_TASK TO COMPLETE:_
Produce a verbatim transcription of the records below, beginning at the line containing "Enumerate this screenshot's" and ending at the final line; include only those lines.

_AVAILABLE RECORDS:_
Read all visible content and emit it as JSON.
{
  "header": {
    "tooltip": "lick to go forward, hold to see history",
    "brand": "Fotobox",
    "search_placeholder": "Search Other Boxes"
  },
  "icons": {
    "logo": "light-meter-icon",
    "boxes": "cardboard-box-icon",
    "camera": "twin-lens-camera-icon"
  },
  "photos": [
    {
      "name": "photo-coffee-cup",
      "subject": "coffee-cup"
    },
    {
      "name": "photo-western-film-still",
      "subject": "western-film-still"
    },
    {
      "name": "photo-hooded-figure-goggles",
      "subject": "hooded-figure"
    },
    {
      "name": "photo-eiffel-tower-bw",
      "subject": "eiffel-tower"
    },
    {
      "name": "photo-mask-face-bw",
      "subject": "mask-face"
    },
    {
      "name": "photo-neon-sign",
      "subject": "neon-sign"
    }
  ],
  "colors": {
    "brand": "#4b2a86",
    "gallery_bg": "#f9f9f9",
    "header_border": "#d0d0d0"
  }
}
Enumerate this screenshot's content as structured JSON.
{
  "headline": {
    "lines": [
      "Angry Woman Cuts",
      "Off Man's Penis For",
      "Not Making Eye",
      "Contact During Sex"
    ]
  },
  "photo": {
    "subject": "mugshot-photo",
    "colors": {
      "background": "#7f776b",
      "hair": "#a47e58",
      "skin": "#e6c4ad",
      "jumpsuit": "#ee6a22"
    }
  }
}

_RESULT FOR THIS TASK:_
Enumerate this screenshot's content as structured JSON.
{
  "headline": {
    "lines": [
      "Angry Woman Cuts",
      "Off Man's Penis For",
      "Not Making Eye",
      "Contact During Sex"
    ]
  },
  "photo": {
    "subject": "mugshot-photo",
    "colors": {
      "background": "#7f776b",
      "hair": "#a47e58",
      "skin": "#e6c4ad",
      "jumpsuit": "#ee6a22"
    }
  }
}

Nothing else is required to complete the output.